What to produce
Gather up all lines that carry the word "into".

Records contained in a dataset
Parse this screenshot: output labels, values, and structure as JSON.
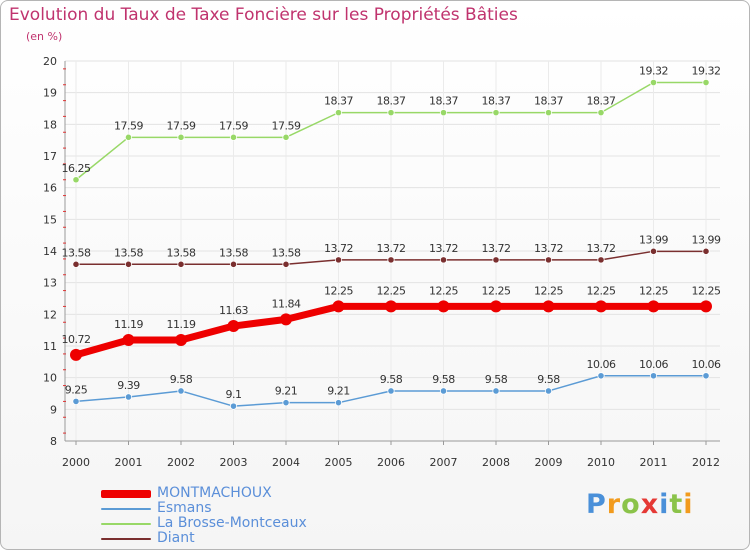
{
  "title": "Evolution du Taux de Taxe Foncière sur les Propriétés Bâties",
  "unit_label": "(en %)",
  "logo_text": "Proxiti",
  "chart_data": {
    "type": "line",
    "categories": [
      "2000",
      "2001",
      "2002",
      "2003",
      "2004",
      "2005",
      "2006",
      "2007",
      "2008",
      "2009",
      "2010",
      "2011",
      "2012"
    ],
    "ylim": [
      8,
      20
    ],
    "yticks": [
      "8",
      "9",
      "10",
      "11",
      "12",
      "13",
      "14",
      "15",
      "16",
      "17",
      "18",
      "19",
      "20"
    ],
    "grid": true,
    "legend_position": "bottom-left",
    "series": [
      {
        "name": "La Brosse-Montceaux",
        "color": "#98d867",
        "values": [
          16.25,
          17.59,
          17.59,
          17.59,
          17.59,
          18.37,
          18.37,
          18.37,
          18.37,
          18.37,
          18.37,
          19.32,
          19.32
        ],
        "labels": [
          "16.25",
          "17.59",
          "17.59",
          "17.59",
          "17.59",
          "18.37",
          "18.37",
          "18.37",
          "18.37",
          "18.37",
          "18.37",
          "19.32",
          "19.32"
        ]
      },
      {
        "name": "Diant",
        "color": "#7a2f2f",
        "values": [
          13.58,
          13.58,
          13.58,
          13.58,
          13.58,
          13.72,
          13.72,
          13.72,
          13.72,
          13.72,
          13.72,
          13.99,
          13.99
        ],
        "labels": [
          "13.58",
          "13.58",
          "13.58",
          "13.58",
          "13.58",
          "13.72",
          "13.72",
          "13.72",
          "13.72",
          "13.72",
          "13.72",
          "13.99",
          "13.99"
        ]
      },
      {
        "name": "MONTMACHOUX",
        "color": "#ee0000",
        "values": [
          10.72,
          11.19,
          11.19,
          11.63,
          11.84,
          12.25,
          12.25,
          12.25,
          12.25,
          12.25,
          12.25,
          12.25,
          12.25
        ],
        "labels": [
          "10.72",
          "11.19",
          "11.19",
          "11.63",
          "11.84",
          "12.25",
          "12.25",
          "12.25",
          "12.25",
          "12.25",
          "12.25",
          "12.25",
          "12.25"
        ]
      },
      {
        "name": "Esmans",
        "color": "#5b9bd5",
        "values": [
          9.25,
          9.39,
          9.58,
          9.1,
          9.21,
          9.21,
          9.58,
          9.58,
          9.58,
          9.58,
          10.06,
          10.06,
          10.06
        ],
        "labels": [
          "9.25",
          "9.39",
          "9.58",
          "9.1",
          "9.21",
          "9.21",
          "9.58",
          "9.58",
          "9.58",
          "9.58",
          "10.06",
          "10.06",
          "10.06"
        ]
      }
    ]
  },
  "legend": [
    {
      "label": "MONTMACHOUX",
      "color": "#ee0000",
      "text_color": "#5b8fd9",
      "weight": "bold"
    },
    {
      "label": "Esmans",
      "color": "#5b9bd5",
      "text_color": "#5b8fd9",
      "weight": "normal"
    },
    {
      "label": "La Brosse-Montceaux",
      "color": "#98d867",
      "text_color": "#5b8fd9",
      "weight": "normal"
    },
    {
      "label": "Diant",
      "color": "#7a2f2f",
      "text_color": "#5b8fd9",
      "weight": "normal"
    }
  ],
  "logo_colors": [
    "#4a90d9",
    "#f29b1d",
    "#8bc34a",
    "#e53935",
    "#4a90d9",
    "#8bc34a",
    "#f29b1d"
  ]
}
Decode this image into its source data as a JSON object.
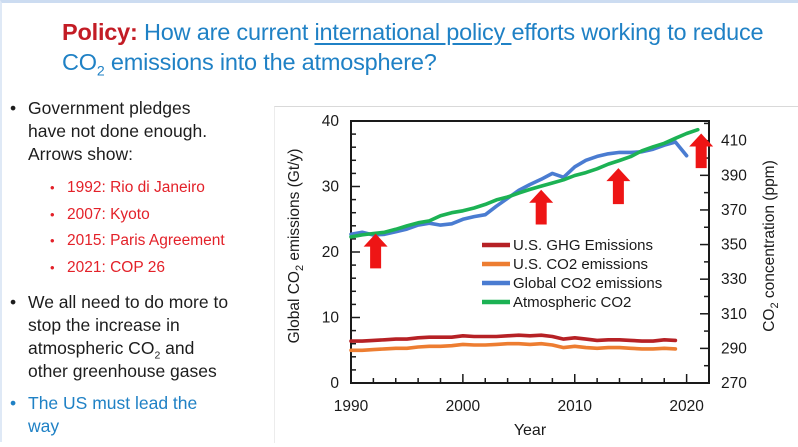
{
  "slide": {
    "bullet_char": "•",
    "colors": {
      "title_blue": "#1f81c5",
      "text_red": "#c31c25",
      "sub_red": "#e32129",
      "arrow_red": "#ee1515",
      "border_blue": "#ccdcf1"
    },
    "title": {
      "prefix": "Policy:",
      "seg1": " How are current ",
      "underlined": "international policy ",
      "seg2": "efforts working to reduce CO",
      "subscript": "2",
      "seg3": " emissions into the atmosphere?"
    },
    "bullets": {
      "b1": {
        "text": "Government pledges have not done enough. Arrows show:"
      },
      "sub": [
        "1992: Rio di Janeiro",
        "2007: Kyoto",
        "2015: Paris Agreement",
        "2021: COP 26"
      ],
      "b2": {
        "pre": "We all need to do more to stop the increase in atmospheric CO",
        "sub": "2",
        "post": " and other greenhouse gases"
      },
      "b3": {
        "text": "The US must lead the way"
      }
    }
  },
  "chart_data": {
    "type": "line",
    "title": "",
    "xlabel": "Year",
    "ylabel_left": {
      "pre": "Global CO",
      "sub": "2",
      "post": " emissions (Gt/y)"
    },
    "ylabel_right": {
      "pre": "CO",
      "sub": "2",
      "post": " concentration (ppm)"
    },
    "x_range": [
      1990,
      2022
    ],
    "x_major_ticks": [
      1990,
      2000,
      2010,
      2020
    ],
    "x_minor_step": 2,
    "y_left": {
      "range": [
        0,
        40
      ],
      "major_ticks": [
        0,
        10,
        20,
        30,
        40
      ],
      "minor_step": 2
    },
    "y_right": {
      "range": [
        270,
        421.4
      ],
      "major_ticks": [
        270,
        290,
        310,
        330,
        350,
        370,
        390,
        410
      ],
      "minor_step": 10
    },
    "grid": false,
    "legend_position": "inside-center",
    "series": [
      {
        "name": "U.S. GHG Emissions",
        "color": "#b62125",
        "axis": "left",
        "x_start": 1990,
        "values": [
          6.4,
          6.4,
          6.5,
          6.6,
          6.7,
          6.7,
          6.9,
          7.0,
          7.0,
          7.0,
          7.2,
          7.1,
          7.1,
          7.1,
          7.2,
          7.3,
          7.2,
          7.3,
          7.1,
          6.7,
          6.9,
          6.7,
          6.5,
          6.6,
          6.6,
          6.5,
          6.4,
          6.4,
          6.6,
          6.5
        ]
      },
      {
        "name": "U.S. CO2 emissions",
        "color": "#ed7d31",
        "axis": "left",
        "x_start": 1990,
        "values": [
          5.0,
          5.0,
          5.1,
          5.2,
          5.3,
          5.3,
          5.5,
          5.6,
          5.6,
          5.7,
          5.9,
          5.8,
          5.8,
          5.9,
          6.0,
          6.0,
          5.9,
          6.0,
          5.8,
          5.4,
          5.6,
          5.4,
          5.3,
          5.4,
          5.4,
          5.3,
          5.2,
          5.2,
          5.3,
          5.2
        ]
      },
      {
        "name": "Global CO2 emissions",
        "color": "#4a7cd1",
        "axis": "left",
        "x_start": 1990,
        "values": [
          22.7,
          23.0,
          22.6,
          22.7,
          23.1,
          23.5,
          24.1,
          24.4,
          24.1,
          24.3,
          25.0,
          25.4,
          25.7,
          27.0,
          28.2,
          29.4,
          30.3,
          31.1,
          32.0,
          31.4,
          33.0,
          34.0,
          34.6,
          35.0,
          35.2,
          35.2,
          35.3,
          35.7,
          36.3,
          36.8,
          34.7
        ]
      },
      {
        "name": "Atmospheric CO2",
        "color": "#1cb254",
        "axis": "right",
        "x_start": 1990,
        "values": [
          354.4,
          355.6,
          356.4,
          357.1,
          358.8,
          360.8,
          362.6,
          363.7,
          366.7,
          368.4,
          369.5,
          371.1,
          373.2,
          375.8,
          377.5,
          379.8,
          381.9,
          383.8,
          385.6,
          387.4,
          389.9,
          391.6,
          393.8,
          396.5,
          398.6,
          400.8,
          404.2,
          406.5,
          408.5,
          411.4,
          414.2,
          416.4
        ]
      }
    ],
    "arrows": [
      {
        "year": 1992.2,
        "tip_value": 22.8,
        "length": 5.3
      },
      {
        "year": 2007.0,
        "tip_value": 29.5,
        "length": 5.3
      },
      {
        "year": 2013.9,
        "tip_value": 32.8,
        "length": 5.5
      },
      {
        "year": 2021.3,
        "tip_value": 38.1,
        "length": 5.3
      }
    ],
    "arrow_color": "#ee1515"
  }
}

Worked answer
Decode this image into its source data as a JSON object.
      "seg3": " emissions into the atmosphere?"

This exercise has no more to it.